Every record must appear in your copy exactly as written, with no pictures.

===============

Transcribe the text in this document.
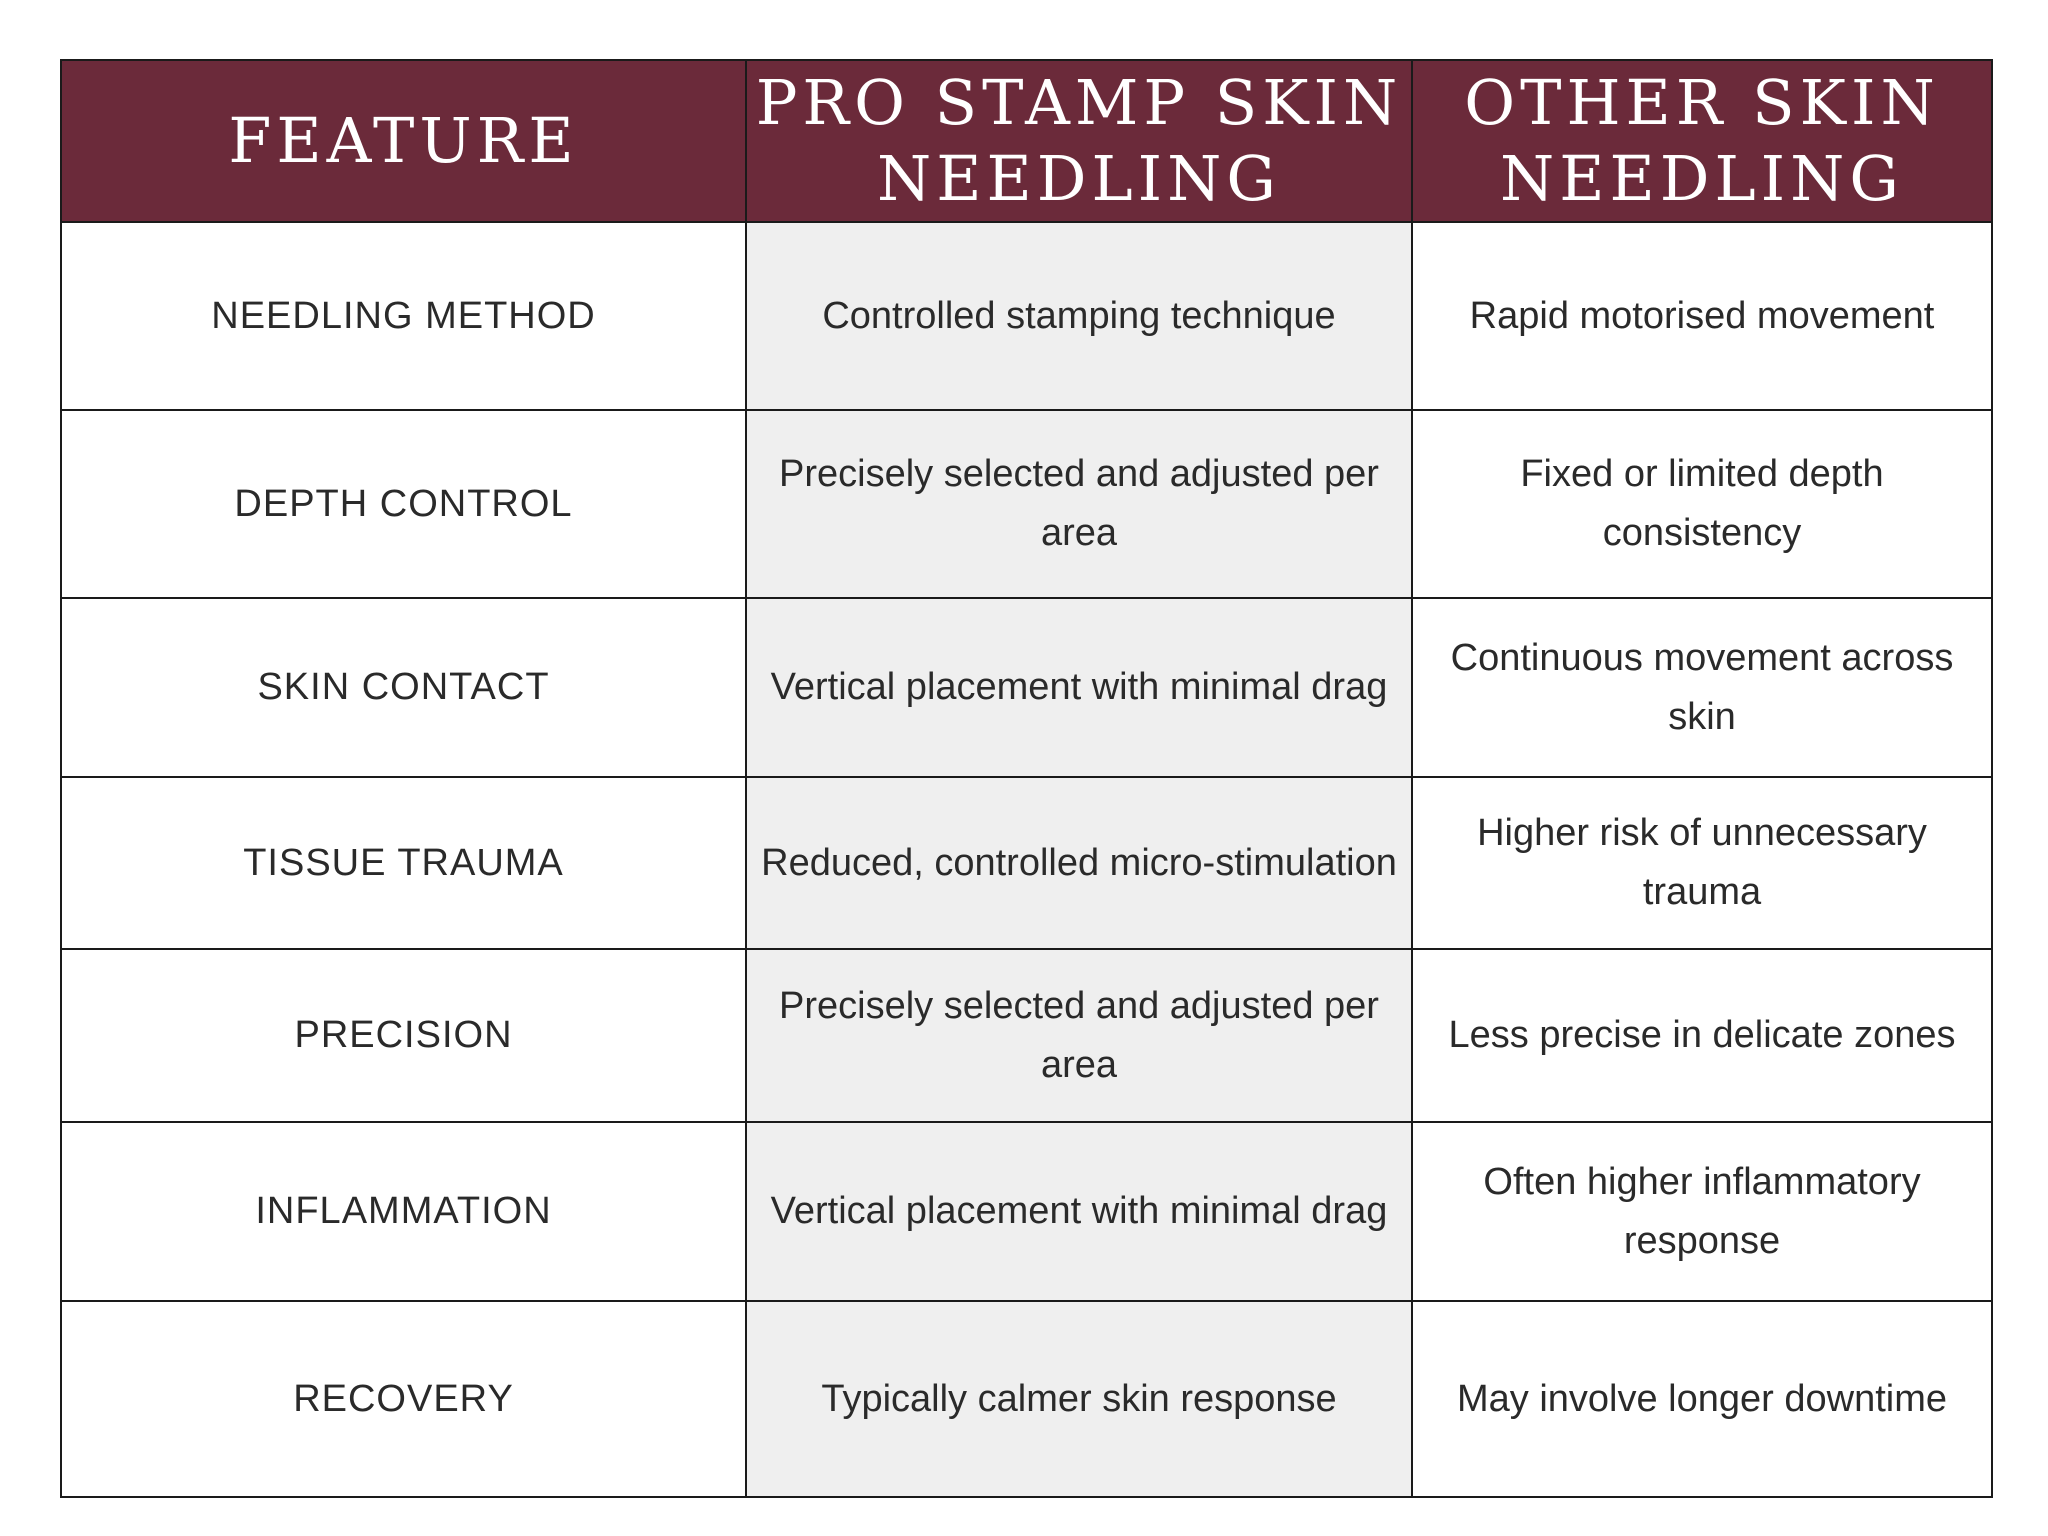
FEATURE	PRO STAMP SKIN NEEDLING	OTHER SKIN NEEDLING
NEEDLING METHOD	Controlled stamping technique	Rapid motorised movement
DEPTH CONTROL	Precisely selected and adjusted per area	Fixed or limited depth consistency
SKIN CONTACT	Vertical placement with minimal drag	Continuous movement across skin
TISSUE TRAUMA	Reduced, controlled micro-stimulation	Higher risk of unnecessary trauma
PRECISION	Precisely selected and adjusted per area	Less precise in delicate zones
INFLAMMATION	Vertical placement with minimal drag	Often higher inflammatory response
RECOVERY	Typically calmer skin response	May involve longer downtime
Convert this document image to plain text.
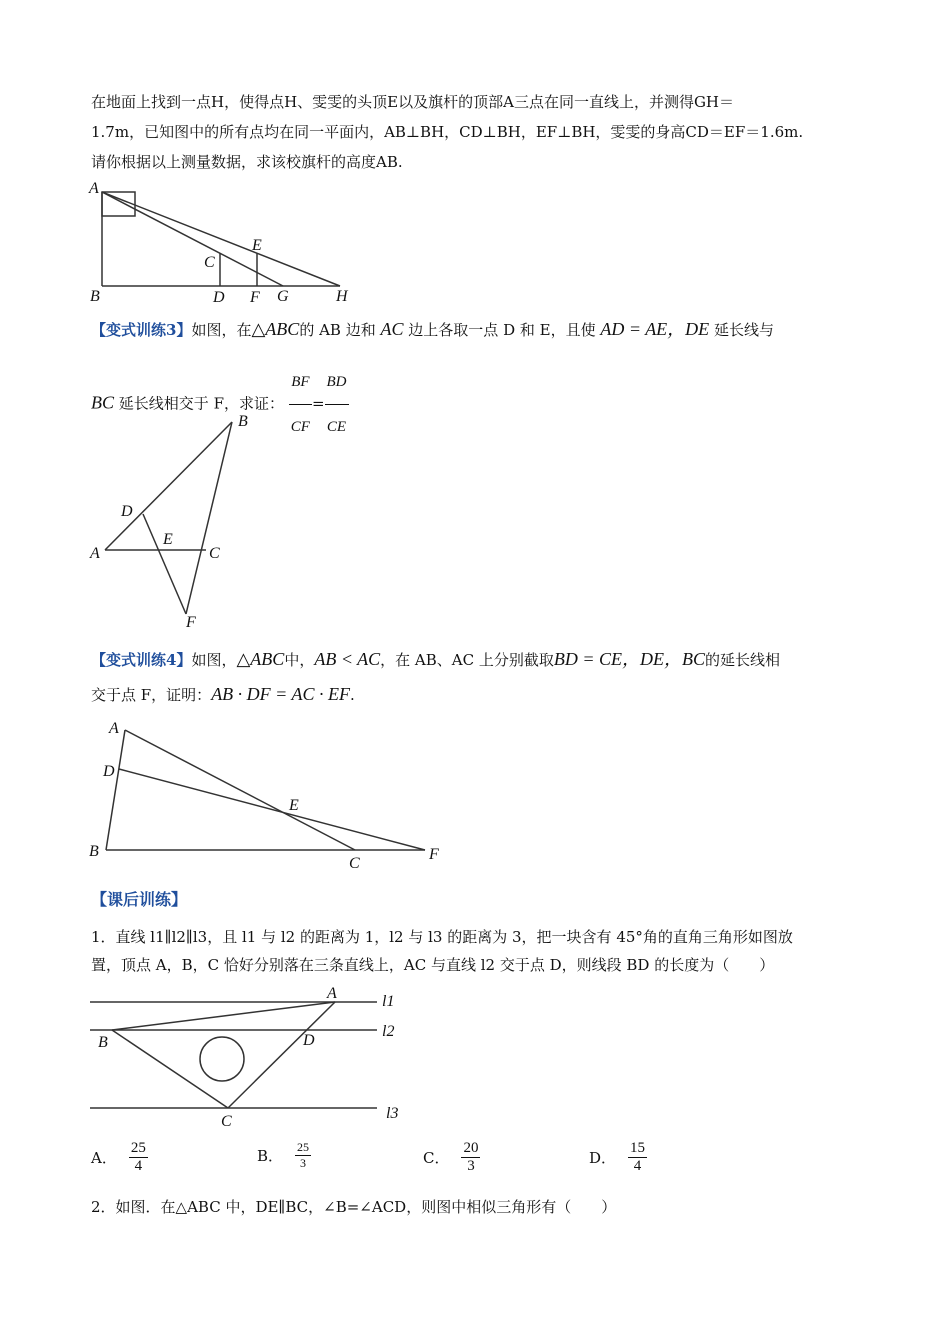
在地面上找到一点H，使得点H、雯雯的头顶E以及旗杆的顶部A三点在同一直线上，并测得GH＝
1.7m，已知图中的所有点均在同一平面内，AB⊥BH，CD⊥BH，EF⊥BH，雯雯的身高CD＝EF＝1.6m.
请你根据以上测量数据，求该校旗杆的高度AB.
A
E
C
B	D F G	H
B
D
E
C
A
F
A
D
E
B
C
F
A
B	D
C
l1
l2
l3
【变式训练3】如图，在△ABC的 AB 边和 AC 边上各取一点 D 和 E，且使 AD = AE，DE 延长线与
BC 延长线相交于 F，求证： $\frac{BF}{CF} = \frac{BD}{CE}$
【变式训练4】如图，△ABC中，AB < AC，在 AB、AC 上分别截取BD = CE，DE，BC的延长线相
交于点 F，证明：AB · DF = AC · EF.
【课后训练】
1．直线 l1∥l2∥l3，且 l1 与 l2 的距离为 1，l2 与 l3 的距离为 3，把一块含有 45°角的直角三角形如图放
置，顶点 A，B，C 恰好分别落在三条直线上，AC 与直线 l2 交于点 D，则线段 BD 的长度为（　　）
A． $\frac{25}{4}$	B． $\frac{25}{3}$	C． $\frac{20}{3}$	D． $\frac{15}{4}$
2．如图．在△ABC 中，DE∥BC，∠B=∠ACD，则图中相似三角形有（　　）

===============

### FINAL ANSWER
Transcribe the text in this document.
FEATURE	PRO STAMP SKIN NEEDLING	OTHER SKIN NEEDLING
NEEDLING METHOD	Controlled stamping technique	Rapid motorised movement
DEPTH CONTROL	Precisely selected and adjusted per area	Fixed or limited depth consistency
SKIN CONTACT	Vertical placement with minimal drag	Continuous movement across skin
TISSUE TRAUMA	Reduced, controlled micro-stimulation	Higher risk of unnecessary trauma
PRECISION	Precisely selected and adjusted per area	Less precise in delicate zones
INFLAMMATION	Vertical placement with minimal drag	Often higher inflammatory response
RECOVERY	Typically calmer skin response	May involve longer downtime
Convert this document image to plain text.
在地面上找到一点H，使得点H、雯雯的头顶E以及旗杆的顶部A三点在同一直线上，并测得GH＝
1.7m，已知图中的所有点均在同一平面内，AB⊥BH，CD⊥BH，EF⊥BH，雯雯的身高CD＝EF＝1.6m.
请你根据以上测量数据，求该校旗杆的高度AB.
A
E
C
B	D F G	H
B
D
E
C
A
F
A
D
E
B
C
F
A
B	D
C
l1
l2
l3
【变式训练3】如图，在△ABC的 AB 边和 AC 边上各取一点 D 和 E，且使 AD = AE，DE 延长线与
BC 延长线相交于 F，求证： $\frac{BF}{CF} = \frac{BD}{CE}$
【变式训练4】如图，△ABC中，AB < AC，在 AB、AC 上分别截取BD = CE，DE，BC的延长线相
交于点 F，证明：AB · DF = AC · EF.
【课后训练】
1．直线 l1∥l2∥l3，且 l1 与 l2 的距离为 1，l2 与 l3 的距离为 3，把一块含有 45°角的直角三角形如图放
置，顶点 A，B，C 恰好分别落在三条直线上，AC 与直线 l2 交于点 D，则线段 BD 的长度为（　　）
A． $\frac{25}{4}$	B． $\frac{25}{3}$	C． $\frac{20}{3}$	D． $\frac{15}{4}$
2．如图．在△ABC 中，DE∥BC，∠B=∠ACD，则图中相似三角形有（　　）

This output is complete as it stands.